■ **Required work**:
Of the lines in this material, how many contain "clone"? Answer with a single number only.

● ● ●

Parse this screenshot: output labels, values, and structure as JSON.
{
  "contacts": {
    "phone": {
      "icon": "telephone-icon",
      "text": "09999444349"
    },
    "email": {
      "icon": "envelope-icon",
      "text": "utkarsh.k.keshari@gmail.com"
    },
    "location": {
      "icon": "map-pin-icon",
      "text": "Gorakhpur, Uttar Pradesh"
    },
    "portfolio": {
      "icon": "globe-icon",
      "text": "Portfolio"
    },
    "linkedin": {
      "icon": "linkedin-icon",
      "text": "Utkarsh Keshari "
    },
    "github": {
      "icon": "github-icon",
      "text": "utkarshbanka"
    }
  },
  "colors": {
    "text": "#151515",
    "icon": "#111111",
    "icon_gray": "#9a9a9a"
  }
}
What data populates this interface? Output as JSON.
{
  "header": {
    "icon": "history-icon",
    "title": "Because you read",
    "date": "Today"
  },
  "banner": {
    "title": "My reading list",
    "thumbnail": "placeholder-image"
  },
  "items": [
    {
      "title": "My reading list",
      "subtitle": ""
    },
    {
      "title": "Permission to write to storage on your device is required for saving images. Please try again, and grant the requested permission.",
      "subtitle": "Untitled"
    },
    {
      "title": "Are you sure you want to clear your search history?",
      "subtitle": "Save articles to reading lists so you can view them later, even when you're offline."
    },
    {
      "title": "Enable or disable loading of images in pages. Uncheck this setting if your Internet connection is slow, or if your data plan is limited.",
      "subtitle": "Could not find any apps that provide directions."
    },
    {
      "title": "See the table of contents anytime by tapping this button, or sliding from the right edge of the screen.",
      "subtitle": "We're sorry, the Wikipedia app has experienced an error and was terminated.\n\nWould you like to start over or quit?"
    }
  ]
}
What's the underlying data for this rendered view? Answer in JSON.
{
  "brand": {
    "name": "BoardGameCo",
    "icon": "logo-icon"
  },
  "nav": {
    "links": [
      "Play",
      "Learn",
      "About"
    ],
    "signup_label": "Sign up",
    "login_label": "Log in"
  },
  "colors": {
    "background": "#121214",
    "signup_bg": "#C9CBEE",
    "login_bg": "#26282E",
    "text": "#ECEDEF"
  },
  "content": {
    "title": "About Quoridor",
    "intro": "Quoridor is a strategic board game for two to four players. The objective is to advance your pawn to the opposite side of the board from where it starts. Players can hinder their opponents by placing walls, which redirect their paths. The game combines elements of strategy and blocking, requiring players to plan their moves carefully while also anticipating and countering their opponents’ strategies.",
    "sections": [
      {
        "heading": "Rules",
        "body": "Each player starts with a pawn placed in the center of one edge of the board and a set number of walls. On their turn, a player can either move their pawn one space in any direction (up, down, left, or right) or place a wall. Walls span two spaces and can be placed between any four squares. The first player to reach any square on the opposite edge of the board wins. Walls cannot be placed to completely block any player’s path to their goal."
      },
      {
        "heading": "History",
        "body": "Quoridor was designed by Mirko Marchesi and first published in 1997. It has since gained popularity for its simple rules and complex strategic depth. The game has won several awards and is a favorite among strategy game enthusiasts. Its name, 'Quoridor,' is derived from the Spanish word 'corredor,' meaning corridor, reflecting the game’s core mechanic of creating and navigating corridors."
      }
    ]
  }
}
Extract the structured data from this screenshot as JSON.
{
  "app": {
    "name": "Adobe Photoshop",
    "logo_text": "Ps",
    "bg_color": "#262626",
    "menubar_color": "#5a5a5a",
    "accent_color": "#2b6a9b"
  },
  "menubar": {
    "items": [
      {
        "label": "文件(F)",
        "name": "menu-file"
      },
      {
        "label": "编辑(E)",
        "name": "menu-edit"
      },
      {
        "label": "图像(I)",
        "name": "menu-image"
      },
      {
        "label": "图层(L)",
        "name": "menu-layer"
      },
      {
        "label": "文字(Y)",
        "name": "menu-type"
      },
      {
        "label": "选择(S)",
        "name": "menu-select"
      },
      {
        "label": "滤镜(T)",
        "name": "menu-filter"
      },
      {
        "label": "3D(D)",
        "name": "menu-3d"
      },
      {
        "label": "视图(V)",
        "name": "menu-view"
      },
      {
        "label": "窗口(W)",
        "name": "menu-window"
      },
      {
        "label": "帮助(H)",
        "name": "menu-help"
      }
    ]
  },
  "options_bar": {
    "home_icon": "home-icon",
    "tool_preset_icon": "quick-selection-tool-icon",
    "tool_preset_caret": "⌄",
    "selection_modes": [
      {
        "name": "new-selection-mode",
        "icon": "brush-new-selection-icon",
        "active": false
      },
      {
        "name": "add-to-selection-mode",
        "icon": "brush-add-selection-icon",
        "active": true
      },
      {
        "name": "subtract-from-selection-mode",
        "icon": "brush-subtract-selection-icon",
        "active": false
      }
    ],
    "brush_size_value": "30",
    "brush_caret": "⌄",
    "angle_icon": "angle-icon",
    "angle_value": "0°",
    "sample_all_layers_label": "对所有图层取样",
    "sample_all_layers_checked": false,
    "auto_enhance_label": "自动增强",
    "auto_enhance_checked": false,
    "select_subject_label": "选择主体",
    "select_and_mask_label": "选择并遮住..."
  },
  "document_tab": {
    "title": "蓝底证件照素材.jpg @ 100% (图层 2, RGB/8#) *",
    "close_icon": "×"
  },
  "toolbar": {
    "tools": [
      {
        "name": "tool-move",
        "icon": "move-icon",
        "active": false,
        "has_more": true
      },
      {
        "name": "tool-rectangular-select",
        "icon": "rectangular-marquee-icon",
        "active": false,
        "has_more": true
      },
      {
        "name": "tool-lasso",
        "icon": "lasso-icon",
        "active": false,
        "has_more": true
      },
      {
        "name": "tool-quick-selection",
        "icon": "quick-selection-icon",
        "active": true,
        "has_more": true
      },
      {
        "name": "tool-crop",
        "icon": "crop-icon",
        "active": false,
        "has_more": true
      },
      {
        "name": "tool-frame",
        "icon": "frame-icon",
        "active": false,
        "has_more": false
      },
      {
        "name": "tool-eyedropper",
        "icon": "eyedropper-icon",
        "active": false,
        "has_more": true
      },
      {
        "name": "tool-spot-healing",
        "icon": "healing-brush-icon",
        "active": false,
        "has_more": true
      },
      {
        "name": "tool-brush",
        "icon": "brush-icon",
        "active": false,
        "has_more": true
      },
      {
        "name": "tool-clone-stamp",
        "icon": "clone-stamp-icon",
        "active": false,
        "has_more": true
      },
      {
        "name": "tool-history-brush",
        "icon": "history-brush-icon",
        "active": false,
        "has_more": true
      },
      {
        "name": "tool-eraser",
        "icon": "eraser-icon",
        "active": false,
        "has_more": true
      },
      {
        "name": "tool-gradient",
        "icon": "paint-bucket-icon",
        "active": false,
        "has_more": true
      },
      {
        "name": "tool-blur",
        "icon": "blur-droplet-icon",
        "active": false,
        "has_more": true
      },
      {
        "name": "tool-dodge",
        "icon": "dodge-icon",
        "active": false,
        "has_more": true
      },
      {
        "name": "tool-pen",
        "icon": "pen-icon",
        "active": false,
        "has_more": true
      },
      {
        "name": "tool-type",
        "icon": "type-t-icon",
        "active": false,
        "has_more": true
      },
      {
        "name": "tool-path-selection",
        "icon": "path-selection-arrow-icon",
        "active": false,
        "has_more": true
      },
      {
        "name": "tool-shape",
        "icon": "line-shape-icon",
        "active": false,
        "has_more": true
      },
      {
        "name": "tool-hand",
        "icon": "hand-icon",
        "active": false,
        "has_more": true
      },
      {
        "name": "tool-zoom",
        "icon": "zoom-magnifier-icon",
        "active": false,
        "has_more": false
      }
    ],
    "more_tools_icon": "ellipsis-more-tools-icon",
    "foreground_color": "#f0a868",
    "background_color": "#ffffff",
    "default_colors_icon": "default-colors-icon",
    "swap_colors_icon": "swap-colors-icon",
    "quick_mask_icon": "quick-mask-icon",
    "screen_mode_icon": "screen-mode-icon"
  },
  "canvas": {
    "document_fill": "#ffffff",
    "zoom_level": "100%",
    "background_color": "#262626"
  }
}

● ● ●

■ **Result of the exercise**:
2